Prompt ->
In your copy, reproduce the entries exactly as they are, minus the images.

Available data ->
- - - - -
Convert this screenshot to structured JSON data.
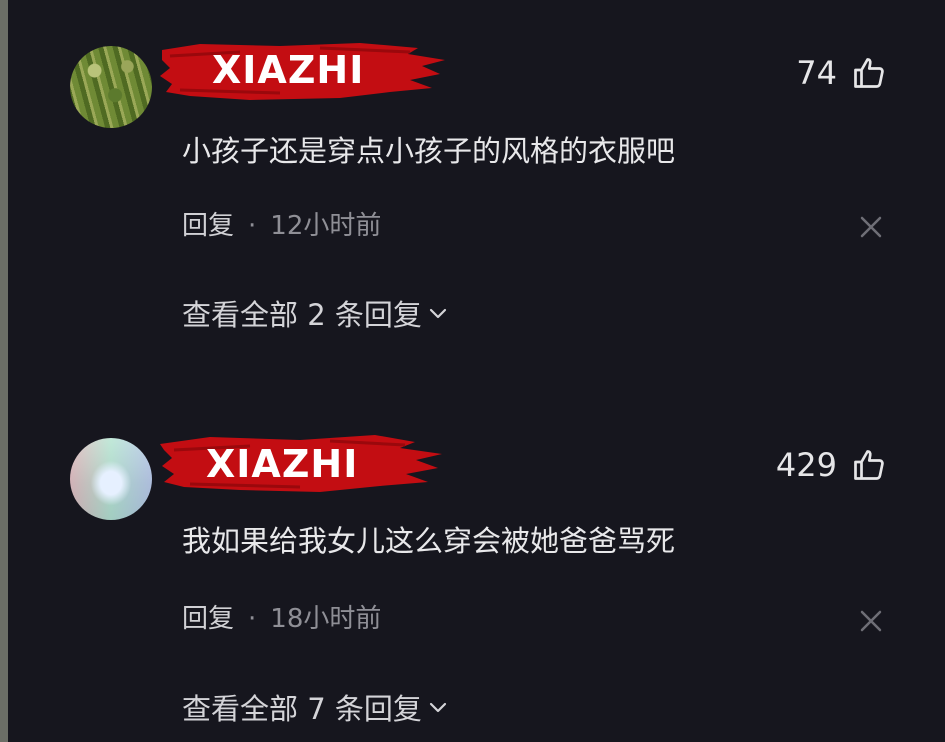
{
  "comments": [
    {
      "username": "XIAZHI",
      "text": "小孩子还是穿点小孩子的风格的衣服吧",
      "likes": "74",
      "reply_label": "回复",
      "time": "12小时前",
      "view_replies": "查看全部 2 条回复"
    },
    {
      "username": "XIAZHI",
      "text": "我如果给我女儿这么穿会被她爸爸骂死",
      "likes": "429",
      "reply_label": "回复",
      "time": "18小时前",
      "view_replies": "查看全部 7 条回复"
    }
  ],
  "separator": "·",
  "icons": {
    "like": "thumbs-up-icon",
    "close": "close-icon",
    "expand": "chevron-down-icon"
  },
  "colors": {
    "background": "#16161e",
    "name_brush": "#c30d12",
    "text": "#e8e8ea",
    "muted": "#8f8f96"
  }
}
- - - - -
Solution to the exercise ->
Convert this screenshot to structured JSON data.
{
  "comments": [
    {
      "username": "XIAZHI",
      "text": "小孩子还是穿点小孩子的风格的衣服吧",
      "likes": "74",
      "reply_label": "回复",
      "time": "12小时前",
      "view_replies": "查看全部 2 条回复"
    },
    {
      "username": "XIAZHI",
      "text": "我如果给我女儿这么穿会被她爸爸骂死",
      "likes": "429",
      "reply_label": "回复",
      "time": "18小时前",
      "view_replies": "查看全部 7 条回复"
    }
  ],
  "separator": "·",
  "icons": {
    "like": "thumbs-up-icon",
    "close": "close-icon",
    "expand": "chevron-down-icon"
  },
  "colors": {
    "background": "#16161e",
    "name_brush": "#c30d12",
    "text": "#e8e8ea",
    "muted": "#8f8f96"
  }
}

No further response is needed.